Supplied records:
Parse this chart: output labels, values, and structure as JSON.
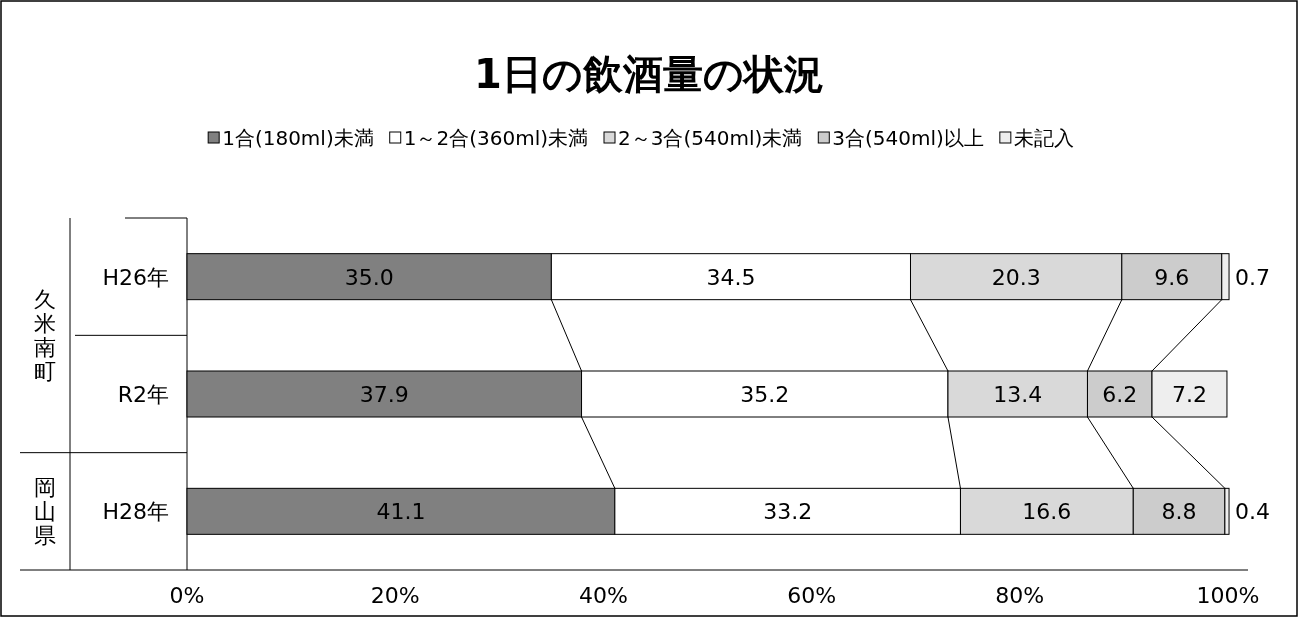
{
  "chart_data": {
    "type": "bar",
    "orientation": "horizontal",
    "stacked": true,
    "title": "1日の飲酒量の状況",
    "categories": [
      "H26年",
      "R2年",
      "H28年"
    ],
    "series": [
      {
        "name": "1合(180ml)未満",
        "color": "#808080",
        "values": [
          35.0,
          37.9,
          41.1
        ],
        "value_labels": [
          "35.0",
          "37.9",
          "41.1"
        ]
      },
      {
        "name": "1～2合(360ml)未満",
        "color": "#ffffff",
        "values": [
          34.5,
          35.2,
          33.2
        ],
        "value_labels": [
          "34.5",
          "35.2",
          "33.2"
        ]
      },
      {
        "name": "2～3合(540ml)未満",
        "color": "#d9d9d9",
        "values": [
          20.3,
          13.4,
          16.6
        ],
        "value_labels": [
          "20.3",
          "13.4",
          "16.6"
        ]
      },
      {
        "name": "3合(540ml)以上",
        "color": "#cccccc",
        "values": [
          9.6,
          6.2,
          8.8
        ],
        "value_labels": [
          "9.6",
          "6.2",
          "8.8"
        ]
      },
      {
        "name": "未記入",
        "color": "#eeeeee",
        "values": [
          0.7,
          7.2,
          0.4
        ],
        "value_labels": [
          "0.7",
          "7.2",
          "0.4"
        ]
      }
    ],
    "xlim": [
      0,
      100
    ],
    "xticks": [
      {
        "value": 0,
        "label": "0%"
      },
      {
        "value": 20,
        "label": "20%"
      },
      {
        "value": 40,
        "label": "40%"
      },
      {
        "value": 60,
        "label": "60%"
      },
      {
        "value": 80,
        "label": "80%"
      },
      {
        "value": 100,
        "label": "100%"
      }
    ],
    "legend": "top",
    "annotations": [
      "久米南町",
      "岡山県"
    ]
  }
}
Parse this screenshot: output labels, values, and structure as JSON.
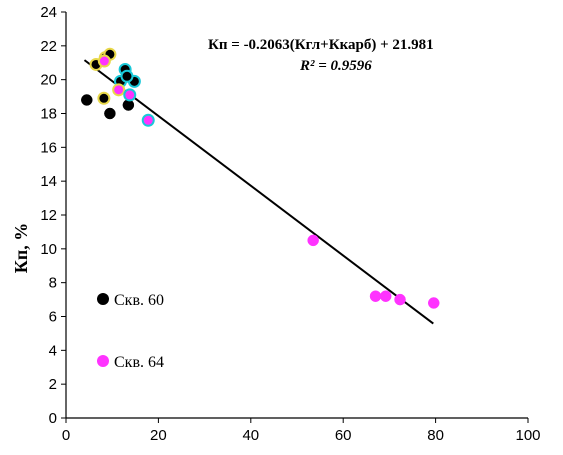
{
  "chart_data": {
    "type": "scatter",
    "title": "",
    "xlabel": "",
    "ylabel": "Кп, %",
    "xlim": [
      0,
      100
    ],
    "ylim": [
      0,
      24
    ],
    "xticks": [
      "0",
      "20",
      "40",
      "60",
      "80",
      "100"
    ],
    "yticks": [
      "0",
      "2",
      "4",
      "6",
      "8",
      "10",
      "12",
      "14",
      "16",
      "18",
      "20",
      "22",
      "24"
    ],
    "grid": false,
    "legend_position": "bottom-left",
    "equation": "Кп = -0.2063(Кгл+Ккарб) + 21.981",
    "r2_label": "R² = 0.9596",
    "trendline": {
      "slope": -0.2063,
      "intercept": 21.981,
      "x_range": [
        4,
        79.5
      ],
      "color": "#000000"
    },
    "series": [
      {
        "name": "Скв. 60",
        "color": "#000000",
        "points": [
          {
            "x": 4.5,
            "y": 18.8,
            "ring": ""
          },
          {
            "x": 9.5,
            "y": 18.0,
            "ring": ""
          },
          {
            "x": 13.5,
            "y": 18.5,
            "ring": ""
          },
          {
            "x": 8.2,
            "y": 18.9,
            "ring": "#e8d84a"
          },
          {
            "x": 6.5,
            "y": 20.9,
            "ring": "#e8d84a"
          },
          {
            "x": 8.5,
            "y": 21.3,
            "ring": "#e8d84a"
          },
          {
            "x": 9.5,
            "y": 21.5,
            "ring": "#e8d84a"
          },
          {
            "x": 12.8,
            "y": 20.6,
            "ring": "#19c8d8"
          },
          {
            "x": 11.8,
            "y": 19.9,
            "ring": "#19c8d8"
          },
          {
            "x": 14.8,
            "y": 19.9,
            "ring": "#19c8d8"
          },
          {
            "x": 13.2,
            "y": 20.2,
            "ring": "#19c8d8"
          }
        ]
      },
      {
        "name": "Скв. 64",
        "color": "#ff33ff",
        "points": [
          {
            "x": 8.3,
            "y": 21.1,
            "ring": "#e8d84a"
          },
          {
            "x": 11.4,
            "y": 19.4,
            "ring": "#e8d84a"
          },
          {
            "x": 13.8,
            "y": 19.1,
            "ring": "#19c8d8"
          },
          {
            "x": 17.8,
            "y": 17.6,
            "ring": "#19c8d8"
          },
          {
            "x": 53.5,
            "y": 10.5,
            "ring": ""
          },
          {
            "x": 67.0,
            "y": 7.2,
            "ring": ""
          },
          {
            "x": 69.2,
            "y": 7.2,
            "ring": ""
          },
          {
            "x": 72.3,
            "y": 7.0,
            "ring": ""
          },
          {
            "x": 79.6,
            "y": 6.8,
            "ring": ""
          }
        ]
      }
    ]
  }
}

Task details: Transcribe all the lines above exactly, apart from the pictures.

The reply:
Parse this chart: output labels, values, and structure as JSON.
{
  "chart_data": {
    "type": "bar",
    "orientation": "horizontal",
    "stacked": true,
    "title": "1日の飲酒量の状況",
    "categories": [
      "H26年",
      "R2年",
      "H28年"
    ],
    "series": [
      {
        "name": "1合(180ml)未満",
        "color": "#808080",
        "values": [
          35.0,
          37.9,
          41.1
        ],
        "value_labels": [
          "35.0",
          "37.9",
          "41.1"
        ]
      },
      {
        "name": "1～2合(360ml)未満",
        "color": "#ffffff",
        "values": [
          34.5,
          35.2,
          33.2
        ],
        "value_labels": [
          "34.5",
          "35.2",
          "33.2"
        ]
      },
      {
        "name": "2～3合(540ml)未満",
        "color": "#d9d9d9",
        "values": [
          20.3,
          13.4,
          16.6
        ],
        "value_labels": [
          "20.3",
          "13.4",
          "16.6"
        ]
      },
      {
        "name": "3合(540ml)以上",
        "color": "#cccccc",
        "values": [
          9.6,
          6.2,
          8.8
        ],
        "value_labels": [
          "9.6",
          "6.2",
          "8.8"
        ]
      },
      {
        "name": "未記入",
        "color": "#eeeeee",
        "values": [
          0.7,
          7.2,
          0.4
        ],
        "value_labels": [
          "0.7",
          "7.2",
          "0.4"
        ]
      }
    ],
    "xlim": [
      0,
      100
    ],
    "xticks": [
      {
        "value": 0,
        "label": "0%"
      },
      {
        "value": 20,
        "label": "20%"
      },
      {
        "value": 40,
        "label": "40%"
      },
      {
        "value": 60,
        "label": "60%"
      },
      {
        "value": 80,
        "label": "80%"
      },
      {
        "value": 100,
        "label": "100%"
      }
    ],
    "legend": "top",
    "annotations": [
      "久米南町",
      "岡山県"
    ]
  }
}
Parse this screenshot: output labels, values, and structure as JSON.
{
  "chart_data": {
    "type": "scatter",
    "title": "",
    "xlabel": "",
    "ylabel": "Кп, %",
    "xlim": [
      0,
      100
    ],
    "ylim": [
      0,
      24
    ],
    "xticks": [
      "0",
      "20",
      "40",
      "60",
      "80",
      "100"
    ],
    "yticks": [
      "0",
      "2",
      "4",
      "6",
      "8",
      "10",
      "12",
      "14",
      "16",
      "18",
      "20",
      "22",
      "24"
    ],
    "grid": false,
    "legend_position": "bottom-left",
    "equation": "Кп = -0.2063(Кгл+Ккарб) + 21.981",
    "r2_label": "R² = 0.9596",
    "trendline": {
      "slope": -0.2063,
      "intercept": 21.981,
      "x_range": [
        4,
        79.5
      ],
      "color": "#000000"
    },
    "series": [
      {
        "name": "Скв. 60",
        "color": "#000000",
        "points": [
          {
            "x": 4.5,
            "y": 18.8,
            "ring": ""
          },
          {
            "x": 9.5,
            "y": 18.0,
            "ring": ""
          },
          {
            "x": 13.5,
            "y": 18.5,
            "ring": ""
          },
          {
            "x": 8.2,
            "y": 18.9,
            "ring": "#e8d84a"
          },
          {
            "x": 6.5,
            "y": 20.9,
            "ring": "#e8d84a"
          },
          {
            "x": 8.5,
            "y": 21.3,
            "ring": "#e8d84a"
          },
          {
            "x": 9.5,
            "y": 21.5,
            "ring": "#e8d84a"
          },
          {
            "x": 12.8,
            "y": 20.6,
            "ring": "#19c8d8"
          },
          {
            "x": 11.8,
            "y": 19.9,
            "ring": "#19c8d8"
          },
          {
            "x": 14.8,
            "y": 19.9,
            "ring": "#19c8d8"
          },
          {
            "x": 13.2,
            "y": 20.2,
            "ring": "#19c8d8"
          }
        ]
      },
      {
        "name": "Скв. 64",
        "color": "#ff33ff",
        "points": [
          {
            "x": 8.3,
            "y": 21.1,
            "ring": "#e8d84a"
          },
          {
            "x": 11.4,
            "y": 19.4,
            "ring": "#e8d84a"
          },
          {
            "x": 13.8,
            "y": 19.1,
            "ring": "#19c8d8"
          },
          {
            "x": 17.8,
            "y": 17.6,
            "ring": "#19c8d8"
          },
          {
            "x": 53.5,
            "y": 10.5,
            "ring": ""
          },
          {
            "x": 67.0,
            "y": 7.2,
            "ring": ""
          },
          {
            "x": 69.2,
            "y": 7.2,
            "ring": ""
          },
          {
            "x": 72.3,
            "y": 7.0,
            "ring": ""
          },
          {
            "x": 79.6,
            "y": 6.8,
            "ring": ""
          }
        ]
      }
    ]
  }
}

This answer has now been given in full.